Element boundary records

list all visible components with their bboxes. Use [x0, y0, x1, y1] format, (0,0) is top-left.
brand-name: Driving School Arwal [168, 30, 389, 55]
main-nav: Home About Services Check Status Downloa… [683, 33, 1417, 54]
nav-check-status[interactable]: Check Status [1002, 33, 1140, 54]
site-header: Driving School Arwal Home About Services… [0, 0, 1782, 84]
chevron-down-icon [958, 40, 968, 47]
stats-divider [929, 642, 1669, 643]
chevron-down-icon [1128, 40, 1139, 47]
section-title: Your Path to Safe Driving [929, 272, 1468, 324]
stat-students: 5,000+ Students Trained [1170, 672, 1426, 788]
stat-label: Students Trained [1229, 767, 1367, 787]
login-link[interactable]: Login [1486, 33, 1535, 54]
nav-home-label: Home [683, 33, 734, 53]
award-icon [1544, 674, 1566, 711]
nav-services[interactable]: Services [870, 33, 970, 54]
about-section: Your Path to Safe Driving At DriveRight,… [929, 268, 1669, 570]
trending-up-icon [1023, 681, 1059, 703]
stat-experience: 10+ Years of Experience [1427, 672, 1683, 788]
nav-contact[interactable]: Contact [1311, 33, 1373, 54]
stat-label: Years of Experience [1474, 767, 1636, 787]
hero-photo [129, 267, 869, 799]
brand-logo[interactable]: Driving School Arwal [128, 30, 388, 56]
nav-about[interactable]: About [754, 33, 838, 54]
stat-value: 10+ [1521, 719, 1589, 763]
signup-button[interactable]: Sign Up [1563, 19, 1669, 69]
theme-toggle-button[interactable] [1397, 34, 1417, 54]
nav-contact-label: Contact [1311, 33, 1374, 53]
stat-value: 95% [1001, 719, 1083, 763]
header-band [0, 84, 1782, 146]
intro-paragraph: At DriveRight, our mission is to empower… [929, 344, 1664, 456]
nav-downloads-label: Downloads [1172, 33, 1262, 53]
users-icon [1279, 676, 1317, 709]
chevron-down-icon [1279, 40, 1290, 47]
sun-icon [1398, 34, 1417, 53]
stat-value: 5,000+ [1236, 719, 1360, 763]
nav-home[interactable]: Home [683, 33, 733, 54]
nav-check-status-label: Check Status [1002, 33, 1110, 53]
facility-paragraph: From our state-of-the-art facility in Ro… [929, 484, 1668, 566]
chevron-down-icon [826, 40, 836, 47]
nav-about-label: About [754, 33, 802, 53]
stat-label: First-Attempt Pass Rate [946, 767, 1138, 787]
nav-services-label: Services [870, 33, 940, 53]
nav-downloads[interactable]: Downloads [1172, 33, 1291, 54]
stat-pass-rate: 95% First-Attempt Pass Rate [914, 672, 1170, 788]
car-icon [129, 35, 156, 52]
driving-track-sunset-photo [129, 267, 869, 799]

*REQUEST*.
Print the lines exactly as they appear, beginning with the first line of the material and continuing through the line containing "trending-up-icon [1023, 681, 1059, 703]", with that line included.

*ANSWER*.
list all visible components with their bboxes. Use [x0, y0, x1, y1] format, (0,0) is top-left.
brand-name: Driving School Arwal [168, 30, 389, 55]
main-nav: Home About Services Check Status Downloa… [683, 33, 1417, 54]
nav-check-status[interactable]: Check Status [1002, 33, 1140, 54]
site-header: Driving School Arwal Home About Services… [0, 0, 1782, 84]
chevron-down-icon [958, 40, 968, 47]
stats-divider [929, 642, 1669, 643]
chevron-down-icon [1128, 40, 1139, 47]
section-title: Your Path to Safe Driving [929, 272, 1468, 324]
stat-students: 5,000+ Students Trained [1170, 672, 1426, 788]
stat-label: Students Trained [1229, 767, 1367, 787]
login-link[interactable]: Login [1486, 33, 1535, 54]
nav-home-label: Home [683, 33, 734, 53]
award-icon [1544, 674, 1566, 711]
nav-services[interactable]: Services [870, 33, 970, 54]
about-section: Your Path to Safe Driving At DriveRight,… [929, 268, 1669, 570]
trending-up-icon [1023, 681, 1059, 703]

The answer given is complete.